** begin Data excerpts **
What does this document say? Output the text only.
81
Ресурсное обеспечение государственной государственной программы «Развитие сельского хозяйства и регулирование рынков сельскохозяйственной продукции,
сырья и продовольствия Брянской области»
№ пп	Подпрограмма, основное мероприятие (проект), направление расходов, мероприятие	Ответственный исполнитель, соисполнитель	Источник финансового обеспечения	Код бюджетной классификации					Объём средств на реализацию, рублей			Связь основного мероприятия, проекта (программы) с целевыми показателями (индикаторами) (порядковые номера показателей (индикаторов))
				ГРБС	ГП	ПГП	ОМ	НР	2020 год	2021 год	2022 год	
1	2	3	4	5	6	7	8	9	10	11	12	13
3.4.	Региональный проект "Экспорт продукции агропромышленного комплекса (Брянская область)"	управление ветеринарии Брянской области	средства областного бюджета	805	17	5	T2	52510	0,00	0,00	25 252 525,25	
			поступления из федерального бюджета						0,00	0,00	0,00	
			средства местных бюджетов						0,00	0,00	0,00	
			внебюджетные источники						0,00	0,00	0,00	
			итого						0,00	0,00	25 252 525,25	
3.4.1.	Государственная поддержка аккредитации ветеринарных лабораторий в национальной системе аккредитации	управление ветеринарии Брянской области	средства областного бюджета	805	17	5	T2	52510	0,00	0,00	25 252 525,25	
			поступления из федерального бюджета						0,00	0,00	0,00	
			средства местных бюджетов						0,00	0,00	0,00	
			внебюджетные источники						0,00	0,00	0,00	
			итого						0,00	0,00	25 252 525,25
** end Data excerpts **
** begin Data excerpts **
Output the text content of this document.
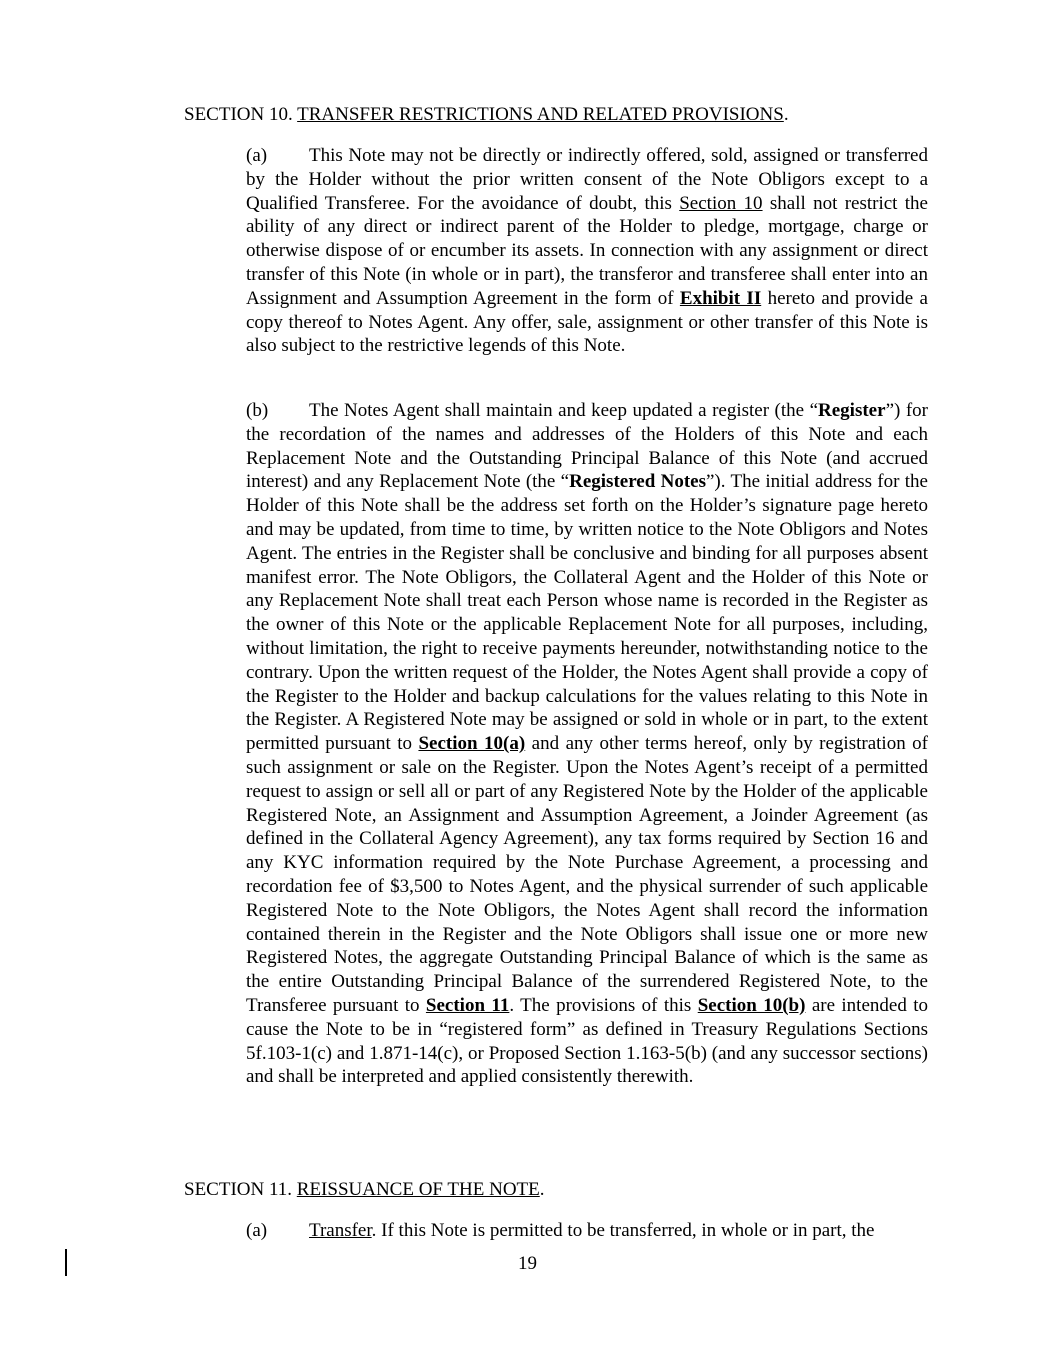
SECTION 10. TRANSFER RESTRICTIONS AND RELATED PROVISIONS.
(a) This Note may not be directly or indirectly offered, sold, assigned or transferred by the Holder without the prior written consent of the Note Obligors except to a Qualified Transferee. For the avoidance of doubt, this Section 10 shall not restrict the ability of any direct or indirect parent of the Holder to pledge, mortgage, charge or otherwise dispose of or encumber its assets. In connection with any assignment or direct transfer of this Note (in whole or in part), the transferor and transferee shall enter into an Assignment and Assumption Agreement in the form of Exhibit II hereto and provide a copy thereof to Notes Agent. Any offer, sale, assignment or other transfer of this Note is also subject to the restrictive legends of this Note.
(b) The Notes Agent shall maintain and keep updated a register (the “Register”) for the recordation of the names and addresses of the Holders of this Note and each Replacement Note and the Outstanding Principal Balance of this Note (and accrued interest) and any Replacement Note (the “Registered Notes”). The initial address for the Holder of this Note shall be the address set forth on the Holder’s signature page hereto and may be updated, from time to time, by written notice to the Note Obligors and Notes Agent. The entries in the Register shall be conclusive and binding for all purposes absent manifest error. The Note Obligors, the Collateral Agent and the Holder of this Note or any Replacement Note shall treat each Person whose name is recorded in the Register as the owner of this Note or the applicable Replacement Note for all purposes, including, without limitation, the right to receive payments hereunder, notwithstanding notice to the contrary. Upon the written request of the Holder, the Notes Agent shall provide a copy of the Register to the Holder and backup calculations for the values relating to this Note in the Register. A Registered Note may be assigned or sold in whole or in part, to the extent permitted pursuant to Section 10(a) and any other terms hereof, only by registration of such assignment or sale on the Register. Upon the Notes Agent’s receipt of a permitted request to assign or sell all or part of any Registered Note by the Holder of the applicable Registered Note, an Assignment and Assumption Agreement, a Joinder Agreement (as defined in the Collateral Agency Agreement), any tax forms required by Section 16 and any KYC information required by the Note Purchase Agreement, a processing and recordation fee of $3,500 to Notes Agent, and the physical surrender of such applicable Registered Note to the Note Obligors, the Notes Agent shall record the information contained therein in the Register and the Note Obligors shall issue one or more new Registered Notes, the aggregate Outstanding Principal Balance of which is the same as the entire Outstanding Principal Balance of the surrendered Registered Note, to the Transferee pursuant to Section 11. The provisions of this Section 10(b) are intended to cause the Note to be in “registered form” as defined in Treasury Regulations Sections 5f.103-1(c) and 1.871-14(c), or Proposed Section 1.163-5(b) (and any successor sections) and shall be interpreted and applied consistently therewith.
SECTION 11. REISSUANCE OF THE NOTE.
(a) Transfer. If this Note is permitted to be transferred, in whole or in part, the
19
** end Data excerpts **
What is asked — From the listing above, collect each line in which the string "управление" appears.

Exercise output —
3.4.	Региональный проект "Экспорт продукции агропромышленного комплекса (Брянская область)"	управление ветеринарии Брянской области	средства областного бюджета	805	17	5	T2	52510	0,00	0,00	25 252 525,25	
3.4.1.	Государственная поддержка аккредитации ветеринарных лабораторий в национальной системе аккредитации	управление ветеринарии Брянской области	средства областного бюджета	805	17	5	T2	52510	0,00	0,00	25 252 525,25	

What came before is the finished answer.